[START]

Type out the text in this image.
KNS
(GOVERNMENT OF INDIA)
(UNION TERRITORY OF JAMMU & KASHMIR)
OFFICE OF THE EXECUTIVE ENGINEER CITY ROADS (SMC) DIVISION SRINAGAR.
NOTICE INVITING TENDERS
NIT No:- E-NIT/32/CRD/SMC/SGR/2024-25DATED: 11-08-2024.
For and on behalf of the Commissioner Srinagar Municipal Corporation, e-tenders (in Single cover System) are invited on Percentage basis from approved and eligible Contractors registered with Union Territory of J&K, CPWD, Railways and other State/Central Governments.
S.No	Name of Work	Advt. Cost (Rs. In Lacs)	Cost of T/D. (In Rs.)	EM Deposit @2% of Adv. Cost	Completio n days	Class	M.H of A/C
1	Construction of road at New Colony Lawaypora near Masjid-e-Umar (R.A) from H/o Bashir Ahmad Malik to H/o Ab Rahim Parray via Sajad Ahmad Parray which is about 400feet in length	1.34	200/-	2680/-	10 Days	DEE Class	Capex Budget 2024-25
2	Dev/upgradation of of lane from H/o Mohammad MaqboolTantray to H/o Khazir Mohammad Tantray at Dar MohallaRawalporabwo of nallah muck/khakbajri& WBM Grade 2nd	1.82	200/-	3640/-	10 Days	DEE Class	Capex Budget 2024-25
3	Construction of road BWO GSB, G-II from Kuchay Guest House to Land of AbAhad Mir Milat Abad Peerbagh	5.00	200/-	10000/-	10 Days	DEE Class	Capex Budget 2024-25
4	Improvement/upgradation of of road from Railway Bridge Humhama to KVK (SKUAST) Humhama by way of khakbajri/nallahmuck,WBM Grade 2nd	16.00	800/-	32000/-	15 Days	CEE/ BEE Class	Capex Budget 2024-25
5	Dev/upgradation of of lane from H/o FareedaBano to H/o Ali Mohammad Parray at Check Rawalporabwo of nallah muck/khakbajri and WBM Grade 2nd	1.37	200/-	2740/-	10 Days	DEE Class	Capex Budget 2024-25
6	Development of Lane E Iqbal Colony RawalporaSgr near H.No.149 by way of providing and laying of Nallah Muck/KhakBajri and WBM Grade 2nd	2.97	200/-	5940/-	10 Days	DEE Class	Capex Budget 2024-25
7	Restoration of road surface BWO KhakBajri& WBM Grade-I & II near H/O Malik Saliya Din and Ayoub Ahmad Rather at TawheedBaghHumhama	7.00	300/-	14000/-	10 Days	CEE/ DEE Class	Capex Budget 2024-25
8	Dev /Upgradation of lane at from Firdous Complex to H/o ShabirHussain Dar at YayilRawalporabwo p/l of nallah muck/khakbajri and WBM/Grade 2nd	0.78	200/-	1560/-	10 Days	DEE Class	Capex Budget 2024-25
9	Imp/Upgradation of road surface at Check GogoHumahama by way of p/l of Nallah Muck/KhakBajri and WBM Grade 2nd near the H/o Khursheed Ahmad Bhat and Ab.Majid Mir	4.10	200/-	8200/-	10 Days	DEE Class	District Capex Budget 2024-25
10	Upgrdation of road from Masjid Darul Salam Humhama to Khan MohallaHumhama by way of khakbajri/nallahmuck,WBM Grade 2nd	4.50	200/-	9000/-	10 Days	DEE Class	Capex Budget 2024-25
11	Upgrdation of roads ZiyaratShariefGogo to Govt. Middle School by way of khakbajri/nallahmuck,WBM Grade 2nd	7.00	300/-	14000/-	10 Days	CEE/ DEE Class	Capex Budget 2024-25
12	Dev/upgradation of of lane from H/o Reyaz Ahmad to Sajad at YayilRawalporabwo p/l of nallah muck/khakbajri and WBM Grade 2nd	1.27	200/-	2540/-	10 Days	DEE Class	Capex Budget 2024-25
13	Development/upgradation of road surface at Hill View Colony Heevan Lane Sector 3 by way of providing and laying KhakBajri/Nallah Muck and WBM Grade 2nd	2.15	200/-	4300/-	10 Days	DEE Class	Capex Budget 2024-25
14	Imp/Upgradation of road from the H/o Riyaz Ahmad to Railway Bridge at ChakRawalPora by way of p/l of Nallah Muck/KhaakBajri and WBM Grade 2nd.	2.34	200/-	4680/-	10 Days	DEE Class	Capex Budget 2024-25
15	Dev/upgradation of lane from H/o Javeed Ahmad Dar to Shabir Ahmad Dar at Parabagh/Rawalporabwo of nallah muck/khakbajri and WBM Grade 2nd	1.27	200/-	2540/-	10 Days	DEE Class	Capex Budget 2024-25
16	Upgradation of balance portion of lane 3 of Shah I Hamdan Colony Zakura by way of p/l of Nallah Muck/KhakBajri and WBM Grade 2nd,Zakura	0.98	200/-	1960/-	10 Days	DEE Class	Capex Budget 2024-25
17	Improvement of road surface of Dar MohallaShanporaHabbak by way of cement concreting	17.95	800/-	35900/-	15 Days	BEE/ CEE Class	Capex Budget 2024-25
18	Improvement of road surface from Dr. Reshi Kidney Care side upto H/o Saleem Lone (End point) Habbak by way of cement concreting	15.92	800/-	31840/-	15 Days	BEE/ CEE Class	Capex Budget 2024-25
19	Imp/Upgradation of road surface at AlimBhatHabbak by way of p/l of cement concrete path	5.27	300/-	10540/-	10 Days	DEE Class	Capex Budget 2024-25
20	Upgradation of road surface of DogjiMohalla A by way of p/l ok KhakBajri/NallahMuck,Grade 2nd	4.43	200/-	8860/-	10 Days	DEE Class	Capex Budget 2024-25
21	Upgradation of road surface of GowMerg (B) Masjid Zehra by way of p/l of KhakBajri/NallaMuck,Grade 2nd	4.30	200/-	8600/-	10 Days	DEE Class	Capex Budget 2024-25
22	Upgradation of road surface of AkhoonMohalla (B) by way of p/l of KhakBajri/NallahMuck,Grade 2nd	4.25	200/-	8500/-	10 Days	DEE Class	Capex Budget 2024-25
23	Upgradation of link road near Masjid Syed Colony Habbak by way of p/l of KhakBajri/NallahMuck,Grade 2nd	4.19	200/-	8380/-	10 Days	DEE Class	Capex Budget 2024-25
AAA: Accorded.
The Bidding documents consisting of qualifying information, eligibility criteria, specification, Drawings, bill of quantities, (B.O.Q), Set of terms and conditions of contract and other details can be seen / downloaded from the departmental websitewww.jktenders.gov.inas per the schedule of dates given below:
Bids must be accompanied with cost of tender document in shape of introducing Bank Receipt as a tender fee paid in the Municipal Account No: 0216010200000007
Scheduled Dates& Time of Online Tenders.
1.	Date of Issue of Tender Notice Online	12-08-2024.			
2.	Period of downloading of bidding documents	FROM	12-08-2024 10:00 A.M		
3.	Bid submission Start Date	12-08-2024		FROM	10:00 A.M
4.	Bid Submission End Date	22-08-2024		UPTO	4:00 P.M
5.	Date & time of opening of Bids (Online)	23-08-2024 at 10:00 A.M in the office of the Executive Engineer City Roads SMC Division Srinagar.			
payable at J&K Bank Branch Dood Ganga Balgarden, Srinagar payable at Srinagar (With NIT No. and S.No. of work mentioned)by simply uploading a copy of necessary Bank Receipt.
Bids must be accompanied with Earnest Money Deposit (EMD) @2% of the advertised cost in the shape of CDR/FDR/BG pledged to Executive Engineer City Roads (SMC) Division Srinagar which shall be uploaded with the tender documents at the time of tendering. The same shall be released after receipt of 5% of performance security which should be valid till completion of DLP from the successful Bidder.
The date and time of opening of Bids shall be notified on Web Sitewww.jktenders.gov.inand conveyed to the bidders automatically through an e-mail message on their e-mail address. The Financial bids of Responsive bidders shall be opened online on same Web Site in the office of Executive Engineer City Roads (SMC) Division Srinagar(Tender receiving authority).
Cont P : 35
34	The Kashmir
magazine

[END]

Problem to work on: Find the lines with the string "Municipal" and reproduce them.

Task answer:
For and on behalf of the Commissioner Srinagar Municipal Corporation, e-tenders (in Single cover System) are invited on Percentage basis from approved and eligible Contractors registered with Union Territory of J&K, CPWD, Railways and other State/Central Governments.
Bids must be accompanied with cost of tender document in shape of introducing Bank Receipt as a tender fee paid in the Municipal Account No: 0216010200000007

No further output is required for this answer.